■ What you are asked to do
Print the entire listing. Each line must match the original exactly.

■ Input rows
=-=-=

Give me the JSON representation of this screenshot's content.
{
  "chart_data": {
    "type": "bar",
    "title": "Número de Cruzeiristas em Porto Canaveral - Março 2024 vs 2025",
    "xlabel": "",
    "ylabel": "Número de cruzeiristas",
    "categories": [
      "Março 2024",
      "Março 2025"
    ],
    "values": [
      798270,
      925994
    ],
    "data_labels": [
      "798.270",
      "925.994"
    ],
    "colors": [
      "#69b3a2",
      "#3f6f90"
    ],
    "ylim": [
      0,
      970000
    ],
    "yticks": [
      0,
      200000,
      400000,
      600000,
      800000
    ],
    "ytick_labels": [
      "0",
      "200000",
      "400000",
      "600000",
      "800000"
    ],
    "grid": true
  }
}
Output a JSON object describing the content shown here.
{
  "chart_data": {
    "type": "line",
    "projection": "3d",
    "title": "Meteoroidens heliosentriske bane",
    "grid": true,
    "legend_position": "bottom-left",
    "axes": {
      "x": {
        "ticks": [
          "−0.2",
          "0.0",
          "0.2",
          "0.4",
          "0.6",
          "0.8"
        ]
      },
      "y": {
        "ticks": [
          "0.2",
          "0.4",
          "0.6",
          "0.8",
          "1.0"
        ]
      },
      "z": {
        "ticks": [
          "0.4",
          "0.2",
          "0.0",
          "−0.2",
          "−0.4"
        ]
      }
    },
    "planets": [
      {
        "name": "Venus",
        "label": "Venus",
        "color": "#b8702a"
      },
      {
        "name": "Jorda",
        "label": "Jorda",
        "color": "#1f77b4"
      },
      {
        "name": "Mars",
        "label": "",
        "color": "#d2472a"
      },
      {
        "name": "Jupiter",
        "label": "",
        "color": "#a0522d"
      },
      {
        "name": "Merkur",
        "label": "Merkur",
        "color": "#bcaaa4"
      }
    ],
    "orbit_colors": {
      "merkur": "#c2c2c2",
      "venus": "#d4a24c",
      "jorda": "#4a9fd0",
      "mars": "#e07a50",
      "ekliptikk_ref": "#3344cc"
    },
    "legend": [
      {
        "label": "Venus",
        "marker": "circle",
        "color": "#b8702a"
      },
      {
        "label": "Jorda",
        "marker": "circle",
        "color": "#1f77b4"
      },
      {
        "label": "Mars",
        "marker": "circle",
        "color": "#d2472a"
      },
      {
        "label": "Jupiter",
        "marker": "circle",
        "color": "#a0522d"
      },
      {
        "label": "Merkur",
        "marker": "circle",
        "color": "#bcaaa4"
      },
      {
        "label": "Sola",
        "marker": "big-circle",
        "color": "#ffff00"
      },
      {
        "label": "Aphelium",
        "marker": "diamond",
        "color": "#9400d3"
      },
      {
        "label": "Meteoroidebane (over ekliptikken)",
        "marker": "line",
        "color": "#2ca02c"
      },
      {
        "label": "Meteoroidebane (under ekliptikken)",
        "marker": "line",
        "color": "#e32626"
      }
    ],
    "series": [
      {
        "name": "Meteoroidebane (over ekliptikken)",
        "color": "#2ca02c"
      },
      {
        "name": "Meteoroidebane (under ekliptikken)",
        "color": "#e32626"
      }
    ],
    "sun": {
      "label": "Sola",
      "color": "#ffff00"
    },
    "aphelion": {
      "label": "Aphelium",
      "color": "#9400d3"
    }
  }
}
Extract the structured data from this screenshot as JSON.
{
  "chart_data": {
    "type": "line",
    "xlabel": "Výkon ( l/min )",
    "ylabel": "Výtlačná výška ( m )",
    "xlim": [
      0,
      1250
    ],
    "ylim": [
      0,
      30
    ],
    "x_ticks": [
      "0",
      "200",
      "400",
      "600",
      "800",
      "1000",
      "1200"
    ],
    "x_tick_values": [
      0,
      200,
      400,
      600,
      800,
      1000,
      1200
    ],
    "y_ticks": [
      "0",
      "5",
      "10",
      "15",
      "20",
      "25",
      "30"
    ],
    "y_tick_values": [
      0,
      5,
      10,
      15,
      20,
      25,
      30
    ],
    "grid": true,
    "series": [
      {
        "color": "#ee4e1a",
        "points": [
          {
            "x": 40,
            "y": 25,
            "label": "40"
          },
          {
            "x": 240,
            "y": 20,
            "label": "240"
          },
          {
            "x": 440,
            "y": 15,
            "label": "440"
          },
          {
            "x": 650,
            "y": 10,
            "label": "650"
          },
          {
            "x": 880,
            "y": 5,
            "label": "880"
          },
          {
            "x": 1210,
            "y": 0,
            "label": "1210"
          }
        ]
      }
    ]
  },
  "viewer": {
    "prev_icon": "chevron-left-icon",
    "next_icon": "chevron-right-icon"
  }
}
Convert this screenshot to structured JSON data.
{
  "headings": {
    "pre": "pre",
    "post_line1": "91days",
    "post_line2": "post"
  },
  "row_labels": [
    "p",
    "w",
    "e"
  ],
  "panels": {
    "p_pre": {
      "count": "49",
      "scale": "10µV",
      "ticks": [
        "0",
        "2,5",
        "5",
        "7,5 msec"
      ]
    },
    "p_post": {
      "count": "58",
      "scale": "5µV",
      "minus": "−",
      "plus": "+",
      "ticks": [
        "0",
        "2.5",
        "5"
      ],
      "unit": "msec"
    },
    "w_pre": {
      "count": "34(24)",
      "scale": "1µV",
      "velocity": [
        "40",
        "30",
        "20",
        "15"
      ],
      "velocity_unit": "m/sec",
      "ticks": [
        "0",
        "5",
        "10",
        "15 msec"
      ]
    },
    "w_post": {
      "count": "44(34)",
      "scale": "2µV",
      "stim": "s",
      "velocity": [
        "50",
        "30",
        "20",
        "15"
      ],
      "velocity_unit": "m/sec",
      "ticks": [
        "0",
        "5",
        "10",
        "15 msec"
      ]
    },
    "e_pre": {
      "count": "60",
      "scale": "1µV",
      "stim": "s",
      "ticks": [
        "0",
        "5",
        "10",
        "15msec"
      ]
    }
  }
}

=-=-=

■ Exercise response
Give me the JSON representation of this screenshot's content.
{
  "chart_data": {
    "type": "bar",
    "title": "Número de Cruzeiristas em Porto Canaveral - Março 2024 vs 2025",
    "xlabel": "",
    "ylabel": "Número de cruzeiristas",
    "categories": [
      "Março 2024",
      "Março 2025"
    ],
    "values": [
      798270,
      925994
    ],
    "data_labels": [
      "798.270",
      "925.994"
    ],
    "colors": [
      "#69b3a2",
      "#3f6f90"
    ],
    "ylim": [
      0,
      970000
    ],
    "yticks": [
      0,
      200000,
      400000,
      600000,
      800000
    ],
    "ytick_labels": [
      "0",
      "200000",
      "400000",
      "600000",
      "800000"
    ],
    "grid": true
  }
}
Output a JSON object describing the content shown here.
{
  "chart_data": {
    "type": "line",
    "projection": "3d",
    "title": "Meteoroidens heliosentriske bane",
    "grid": true,
    "legend_position": "bottom-left",
    "axes": {
      "x": {
        "ticks": [
          "−0.2",
          "0.0",
          "0.2",
          "0.4",
          "0.6",
          "0.8"
        ]
      },
      "y": {
        "ticks": [
          "0.2",
          "0.4",
          "0.6",
          "0.8",
          "1.0"
        ]
      },
      "z": {
        "ticks": [
          "0.4",
          "0.2",
          "0.0",
          "−0.2",
          "−0.4"
        ]
      }
    },
    "planets": [
      {
        "name": "Venus",
        "label": "Venus",
        "color": "#b8702a"
      },
      {
        "name": "Jorda",
        "label": "Jorda",
        "color": "#1f77b4"
      },
      {
        "name": "Mars",
        "label": "",
        "color": "#d2472a"
      },
      {
        "name": "Jupiter",
        "label": "",
        "color": "#a0522d"
      },
      {
        "name": "Merkur",
        "label": "Merkur",
        "color": "#bcaaa4"
      }
    ],
    "orbit_colors": {
      "merkur": "#c2c2c2",
      "venus": "#d4a24c",
      "jorda": "#4a9fd0",
      "mars": "#e07a50",
      "ekliptikk_ref": "#3344cc"
    },
    "legend": [
      {
        "label": "Venus",
        "marker": "circle",
        "color": "#b8702a"
      },
      {
        "label": "Jorda",
        "marker": "circle",
        "color": "#1f77b4"
      },
      {
        "label": "Mars",
        "marker": "circle",
        "color": "#d2472a"
      },
      {
        "label": "Jupiter",
        "marker": "circle",
        "color": "#a0522d"
      },
      {
        "label": "Merkur",
        "marker": "circle",
        "color": "#bcaaa4"
      },
      {
        "label": "Sola",
        "marker": "big-circle",
        "color": "#ffff00"
      },
      {
        "label": "Aphelium",
        "marker": "diamond",
        "color": "#9400d3"
      },
      {
        "label": "Meteoroidebane (over ekliptikken)",
        "marker": "line",
        "color": "#2ca02c"
      },
      {
        "label": "Meteoroidebane (under ekliptikken)",
        "marker": "line",
        "color": "#e32626"
      }
    ],
    "series": [
      {
        "name": "Meteoroidebane (over ekliptikken)",
        "color": "#2ca02c"
      },
      {
        "name": "Meteoroidebane (under ekliptikken)",
        "color": "#e32626"
      }
    ],
    "sun": {
      "label": "Sola",
      "color": "#ffff00"
    },
    "aphelion": {
      "label": "Aphelium",
      "color": "#9400d3"
    }
  }
}
Extract the structured data from this screenshot as JSON.
{
  "chart_data": {
    "type": "line",
    "xlabel": "Výkon ( l/min )",
    "ylabel": "Výtlačná výška ( m )",
    "xlim": [
      0,
      1250
    ],
    "ylim": [
      0,
      30
    ],
    "x_ticks": [
      "0",
      "200",
      "400",
      "600",
      "800",
      "1000",
      "1200"
    ],
    "x_tick_values": [
      0,
      200,
      400,
      600,
      800,
      1000,
      1200
    ],
    "y_ticks": [
      "0",
      "5",
      "10",
      "15",
      "20",
      "25",
      "30"
    ],
    "y_tick_values": [
      0,
      5,
      10,
      15,
      20,
      25,
      30
    ],
    "grid": true,
    "series": [
      {
        "color": "#ee4e1a",
        "points": [
          {
            "x": 40,
            "y": 25,
            "label": "40"
          },
          {
            "x": 240,
            "y": 20,
            "label": "240"
          },
          {
            "x": 440,
            "y": 15,
            "label": "440"
          },
          {
            "x": 650,
            "y": 10,
            "label": "650"
          },
          {
            "x": 880,
            "y": 5,
            "label": "880"
          },
          {
            "x": 1210,
            "y": 0,
            "label": "1210"
          }
        ]
      }
    ]
  },
  "viewer": {
    "prev_icon": "chevron-left-icon",
    "next_icon": "chevron-right-icon"
  }
}
Convert this screenshot to structured JSON data.
{
  "headings": {
    "pre": "pre",
    "post_line1": "91days",
    "post_line2": "post"
  },
  "row_labels": [
    "p",
    "w",
    "e"
  ],
  "panels": {
    "p_pre": {
      "count": "49",
      "scale": "10µV",
      "ticks": [
        "0",
        "2,5",
        "5",
        "7,5 msec"
      ]
    },
    "p_post": {
      "count": "58",
      "scale": "5µV",
      "minus": "−",
      "plus": "+",
      "ticks": [
        "0",
        "2.5",
        "5"
      ],
      "unit": "msec"
    },
    "w_pre": {
      "count": "34(24)",
      "scale": "1µV",
      "velocity": [
        "40",
        "30",
        "20",
        "15"
      ],
      "velocity_unit": "m/sec",
      "ticks": [
        "0",
        "5",
        "10",
        "15 msec"
      ]
    },
    "w_post": {
      "count": "44(34)",
      "scale": "2µV",
      "stim": "s",
      "velocity": [
        "50",
        "30",
        "20",
        "15"
      ],
      "velocity_unit": "m/sec",
      "ticks": [
        "0",
        "5",
        "10",
        "15 msec"
      ]
    },
    "e_pre": {
      "count": "60",
      "scale": "1µV",
      "stim": "s",
      "ticks": [
        "0",
        "5",
        "10",
        "15msec"
      ]
    }
  }
}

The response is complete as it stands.